-- Dataset content start --
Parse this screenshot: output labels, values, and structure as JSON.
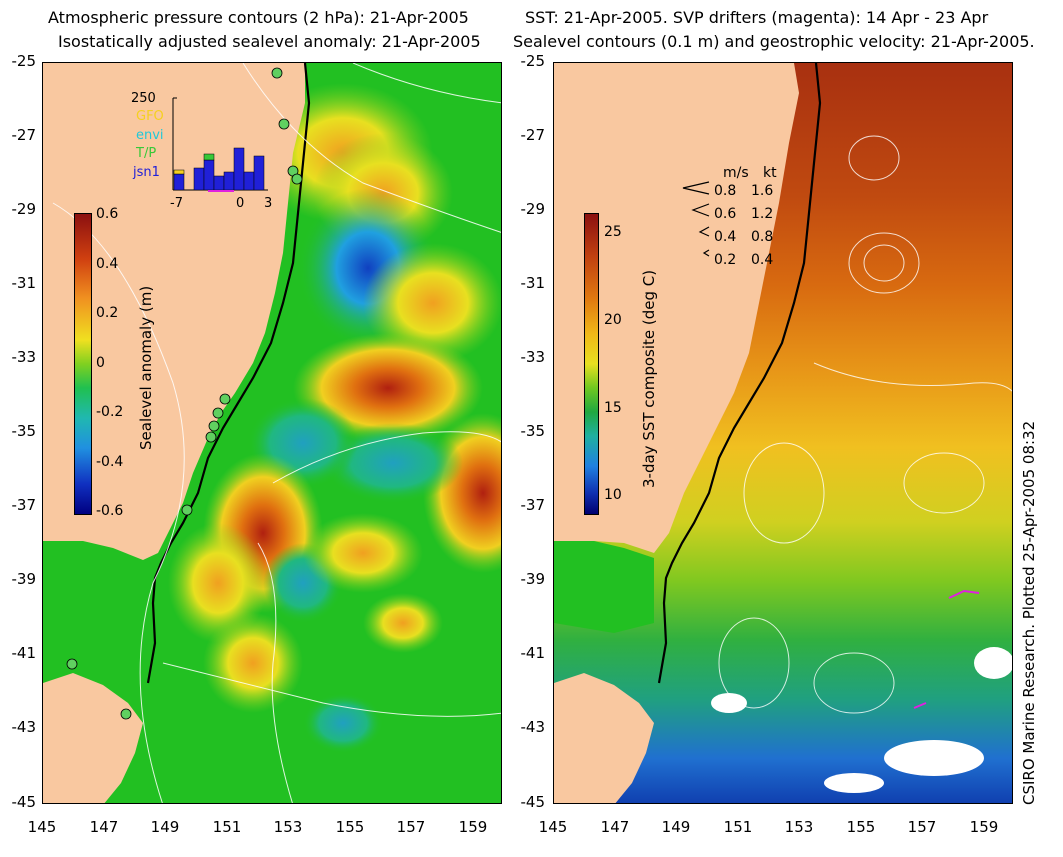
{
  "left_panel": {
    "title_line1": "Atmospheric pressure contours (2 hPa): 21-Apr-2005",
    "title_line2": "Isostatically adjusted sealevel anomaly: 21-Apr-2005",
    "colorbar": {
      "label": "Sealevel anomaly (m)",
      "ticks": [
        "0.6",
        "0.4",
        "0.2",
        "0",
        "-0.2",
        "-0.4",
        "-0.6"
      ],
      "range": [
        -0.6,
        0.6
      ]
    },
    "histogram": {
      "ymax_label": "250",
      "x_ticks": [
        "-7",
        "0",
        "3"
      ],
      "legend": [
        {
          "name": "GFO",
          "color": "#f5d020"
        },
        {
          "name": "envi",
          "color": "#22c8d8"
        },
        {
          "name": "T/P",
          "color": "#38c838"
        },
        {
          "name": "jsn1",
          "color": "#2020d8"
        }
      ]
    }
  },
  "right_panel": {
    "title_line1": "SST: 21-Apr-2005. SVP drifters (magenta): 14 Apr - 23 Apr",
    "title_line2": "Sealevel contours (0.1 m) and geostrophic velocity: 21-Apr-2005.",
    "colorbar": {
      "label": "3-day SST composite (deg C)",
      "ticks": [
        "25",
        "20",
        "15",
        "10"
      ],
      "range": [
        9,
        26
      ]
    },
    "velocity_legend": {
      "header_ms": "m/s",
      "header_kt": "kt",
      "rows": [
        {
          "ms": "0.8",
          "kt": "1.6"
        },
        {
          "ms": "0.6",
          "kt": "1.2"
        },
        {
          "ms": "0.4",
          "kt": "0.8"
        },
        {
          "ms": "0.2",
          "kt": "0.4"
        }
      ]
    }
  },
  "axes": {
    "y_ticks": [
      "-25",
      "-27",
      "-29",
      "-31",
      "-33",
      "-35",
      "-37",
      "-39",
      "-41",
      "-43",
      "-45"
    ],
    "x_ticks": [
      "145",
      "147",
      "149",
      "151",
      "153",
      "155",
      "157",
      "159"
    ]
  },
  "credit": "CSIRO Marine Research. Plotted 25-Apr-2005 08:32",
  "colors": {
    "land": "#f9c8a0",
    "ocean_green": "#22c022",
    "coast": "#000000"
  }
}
-- Dataset content end --
■ Task goal: List all lines holding the string "anomaly".

■ Reply to the exercise:
    "title_line2": "Isostatically adjusted sealevel anomaly: 21-Apr-2005",
      "label": "Sealevel anomaly (m)",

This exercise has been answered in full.